** start of Data in this exercise **
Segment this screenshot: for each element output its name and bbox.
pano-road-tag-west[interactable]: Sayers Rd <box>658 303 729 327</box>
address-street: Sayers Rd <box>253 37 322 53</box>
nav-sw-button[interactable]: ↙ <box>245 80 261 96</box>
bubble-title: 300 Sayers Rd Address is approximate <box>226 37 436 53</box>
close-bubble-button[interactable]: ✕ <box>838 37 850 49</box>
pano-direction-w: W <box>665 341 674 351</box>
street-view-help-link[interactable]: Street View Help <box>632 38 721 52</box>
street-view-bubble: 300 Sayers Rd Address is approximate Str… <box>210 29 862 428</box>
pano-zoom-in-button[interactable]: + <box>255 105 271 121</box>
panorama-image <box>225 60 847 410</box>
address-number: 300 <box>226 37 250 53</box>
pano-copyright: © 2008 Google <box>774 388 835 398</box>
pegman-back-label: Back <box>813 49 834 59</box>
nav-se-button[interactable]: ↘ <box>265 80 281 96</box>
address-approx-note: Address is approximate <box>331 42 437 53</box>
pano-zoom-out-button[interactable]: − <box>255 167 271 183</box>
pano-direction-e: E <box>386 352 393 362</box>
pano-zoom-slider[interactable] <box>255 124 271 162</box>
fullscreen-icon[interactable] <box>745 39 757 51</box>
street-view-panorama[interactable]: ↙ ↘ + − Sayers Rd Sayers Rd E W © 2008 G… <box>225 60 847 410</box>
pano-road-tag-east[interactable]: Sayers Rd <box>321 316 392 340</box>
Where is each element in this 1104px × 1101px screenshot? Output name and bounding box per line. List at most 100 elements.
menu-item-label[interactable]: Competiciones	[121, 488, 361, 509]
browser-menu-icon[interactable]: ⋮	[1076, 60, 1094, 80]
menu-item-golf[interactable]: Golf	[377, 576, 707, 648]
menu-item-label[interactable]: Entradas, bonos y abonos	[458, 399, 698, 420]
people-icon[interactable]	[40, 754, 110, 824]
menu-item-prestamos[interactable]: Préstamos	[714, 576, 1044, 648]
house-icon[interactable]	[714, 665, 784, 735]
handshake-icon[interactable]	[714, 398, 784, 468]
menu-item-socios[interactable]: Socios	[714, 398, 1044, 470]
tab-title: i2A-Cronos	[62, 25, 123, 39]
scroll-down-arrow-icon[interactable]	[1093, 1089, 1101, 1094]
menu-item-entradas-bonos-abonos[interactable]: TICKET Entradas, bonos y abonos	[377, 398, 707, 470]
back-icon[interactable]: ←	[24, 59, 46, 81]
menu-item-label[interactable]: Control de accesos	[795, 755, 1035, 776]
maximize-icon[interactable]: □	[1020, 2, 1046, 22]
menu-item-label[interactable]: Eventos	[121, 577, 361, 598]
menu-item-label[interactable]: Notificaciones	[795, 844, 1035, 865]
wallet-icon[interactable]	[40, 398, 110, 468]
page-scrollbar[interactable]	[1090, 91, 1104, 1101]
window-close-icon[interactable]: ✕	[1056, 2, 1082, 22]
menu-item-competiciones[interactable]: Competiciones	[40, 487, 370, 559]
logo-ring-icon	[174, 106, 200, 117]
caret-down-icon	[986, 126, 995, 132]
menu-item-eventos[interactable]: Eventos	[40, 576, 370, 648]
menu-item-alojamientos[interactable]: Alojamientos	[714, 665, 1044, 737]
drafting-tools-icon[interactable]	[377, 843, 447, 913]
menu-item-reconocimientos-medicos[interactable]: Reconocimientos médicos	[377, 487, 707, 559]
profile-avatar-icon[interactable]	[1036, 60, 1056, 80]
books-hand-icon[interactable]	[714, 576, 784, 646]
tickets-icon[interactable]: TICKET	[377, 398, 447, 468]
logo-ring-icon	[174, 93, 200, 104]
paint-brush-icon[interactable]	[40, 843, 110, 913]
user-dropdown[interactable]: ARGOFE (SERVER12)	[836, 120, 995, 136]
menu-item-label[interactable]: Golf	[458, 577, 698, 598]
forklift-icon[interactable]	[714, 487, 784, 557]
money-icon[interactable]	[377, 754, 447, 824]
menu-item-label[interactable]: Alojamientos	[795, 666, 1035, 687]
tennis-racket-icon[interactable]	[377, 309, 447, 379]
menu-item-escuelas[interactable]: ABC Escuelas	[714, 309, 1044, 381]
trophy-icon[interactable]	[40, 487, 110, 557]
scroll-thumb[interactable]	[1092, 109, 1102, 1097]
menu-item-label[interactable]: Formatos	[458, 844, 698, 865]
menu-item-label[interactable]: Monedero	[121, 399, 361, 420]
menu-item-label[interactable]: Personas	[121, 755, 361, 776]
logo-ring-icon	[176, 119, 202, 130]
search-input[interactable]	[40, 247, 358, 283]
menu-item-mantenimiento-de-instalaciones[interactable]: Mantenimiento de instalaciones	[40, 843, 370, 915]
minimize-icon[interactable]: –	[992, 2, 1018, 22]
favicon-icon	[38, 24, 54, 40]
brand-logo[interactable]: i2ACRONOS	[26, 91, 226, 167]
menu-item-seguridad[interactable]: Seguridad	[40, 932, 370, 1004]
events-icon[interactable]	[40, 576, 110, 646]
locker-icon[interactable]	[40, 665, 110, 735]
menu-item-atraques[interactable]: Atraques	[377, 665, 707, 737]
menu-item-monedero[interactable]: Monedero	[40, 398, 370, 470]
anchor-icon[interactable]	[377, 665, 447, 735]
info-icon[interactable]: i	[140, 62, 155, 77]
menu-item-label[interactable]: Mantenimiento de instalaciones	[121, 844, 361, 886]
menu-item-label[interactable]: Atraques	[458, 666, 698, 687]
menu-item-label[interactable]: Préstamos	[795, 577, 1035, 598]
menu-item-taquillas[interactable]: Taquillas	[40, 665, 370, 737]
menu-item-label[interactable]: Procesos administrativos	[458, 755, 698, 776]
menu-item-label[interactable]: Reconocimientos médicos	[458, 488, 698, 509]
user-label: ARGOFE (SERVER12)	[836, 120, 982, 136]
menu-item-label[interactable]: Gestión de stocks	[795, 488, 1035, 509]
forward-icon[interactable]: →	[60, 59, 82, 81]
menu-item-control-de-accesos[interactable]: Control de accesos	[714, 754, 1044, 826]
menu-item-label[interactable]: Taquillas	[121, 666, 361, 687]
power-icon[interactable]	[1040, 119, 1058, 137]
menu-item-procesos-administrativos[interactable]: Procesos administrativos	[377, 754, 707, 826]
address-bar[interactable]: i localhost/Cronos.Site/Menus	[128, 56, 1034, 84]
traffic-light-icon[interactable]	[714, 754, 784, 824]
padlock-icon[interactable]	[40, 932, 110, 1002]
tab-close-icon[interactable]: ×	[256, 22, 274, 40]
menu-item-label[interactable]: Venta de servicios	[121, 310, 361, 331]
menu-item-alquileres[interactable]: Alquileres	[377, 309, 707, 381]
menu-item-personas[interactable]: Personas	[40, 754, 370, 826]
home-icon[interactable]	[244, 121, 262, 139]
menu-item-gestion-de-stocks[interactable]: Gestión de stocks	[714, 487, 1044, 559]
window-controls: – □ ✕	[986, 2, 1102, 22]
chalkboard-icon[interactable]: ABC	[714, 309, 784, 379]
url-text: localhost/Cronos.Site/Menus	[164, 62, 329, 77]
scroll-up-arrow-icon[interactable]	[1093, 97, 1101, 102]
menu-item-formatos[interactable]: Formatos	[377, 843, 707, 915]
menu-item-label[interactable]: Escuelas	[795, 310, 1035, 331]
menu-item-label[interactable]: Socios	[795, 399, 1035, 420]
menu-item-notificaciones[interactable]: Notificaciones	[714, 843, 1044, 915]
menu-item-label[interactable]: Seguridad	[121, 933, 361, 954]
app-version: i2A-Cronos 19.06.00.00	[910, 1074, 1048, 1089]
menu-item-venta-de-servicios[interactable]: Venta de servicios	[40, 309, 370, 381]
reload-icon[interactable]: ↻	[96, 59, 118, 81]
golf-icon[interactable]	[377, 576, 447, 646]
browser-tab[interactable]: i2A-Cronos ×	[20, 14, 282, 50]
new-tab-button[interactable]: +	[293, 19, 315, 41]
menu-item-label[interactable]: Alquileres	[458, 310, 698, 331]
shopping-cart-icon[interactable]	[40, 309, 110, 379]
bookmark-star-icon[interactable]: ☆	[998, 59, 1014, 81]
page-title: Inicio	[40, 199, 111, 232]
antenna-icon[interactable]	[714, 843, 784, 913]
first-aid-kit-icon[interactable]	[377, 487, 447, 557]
** end of Data in this exercise **
[Problem to work on]: Rewrite everything from the start of the listing down to the line containing "754, 110, 824]", replacing "Sayers Rd" with "Sayers Road" and leaving everything else unchanged.

[Result of the task]:
Segment this screenshot: for each element output its name and bbox.
pano-road-tag-west[interactable]: Sayers Road <box>658 303 729 327</box>
address-street: Sayers Road <box>253 37 322 53</box>
nav-sw-button[interactable]: ↙ <box>245 80 261 96</box>
bubble-title: 300 Sayers Road Address is approximate <box>226 37 436 53</box>
close-bubble-button[interactable]: ✕ <box>838 37 850 49</box>
pano-direction-w: W <box>665 341 674 351</box>
street-view-help-link[interactable]: Street View Help <box>632 38 721 52</box>
street-view-bubble: 300 Sayers Road Address is approximate Str… <box>210 29 862 428</box>
pano-zoom-in-button[interactable]: + <box>255 105 271 121</box>
panorama-image <box>225 60 847 410</box>
address-number: 300 <box>226 37 250 53</box>
pano-copyright: © 2008 Google <box>774 388 835 398</box>
pegman-back-label: Back <box>813 49 834 59</box>
nav-se-button[interactable]: ↘ <box>265 80 281 96</box>
address-approx-note: Address is approximate <box>331 42 437 53</box>
pano-zoom-out-button[interactable]: − <box>255 167 271 183</box>
pano-direction-e: E <box>386 352 393 362</box>
pano-zoom-slider[interactable] <box>255 124 271 162</box>
fullscreen-icon[interactable] <box>745 39 757 51</box>
street-view-panorama[interactable]: ↙ ↘ + − Sayers Road Sayers Road E W © 2008 G… <box>225 60 847 410</box>
pano-road-tag-east[interactable]: Sayers Road <box>321 316 392 340</box>
Where is each element in this 1104px × 1101px screenshot? Output name and bounding box per line. List at most 100 elements.
menu-item-label[interactable]: Competiciones	[121, 488, 361, 509]
browser-menu-icon[interactable]: ⋮	[1076, 60, 1094, 80]
menu-item-golf[interactable]: Golf	[377, 576, 707, 648]
menu-item-label[interactable]: Entradas, bonos y abonos	[458, 399, 698, 420]
people-icon[interactable]	[40, 754, 110, 824]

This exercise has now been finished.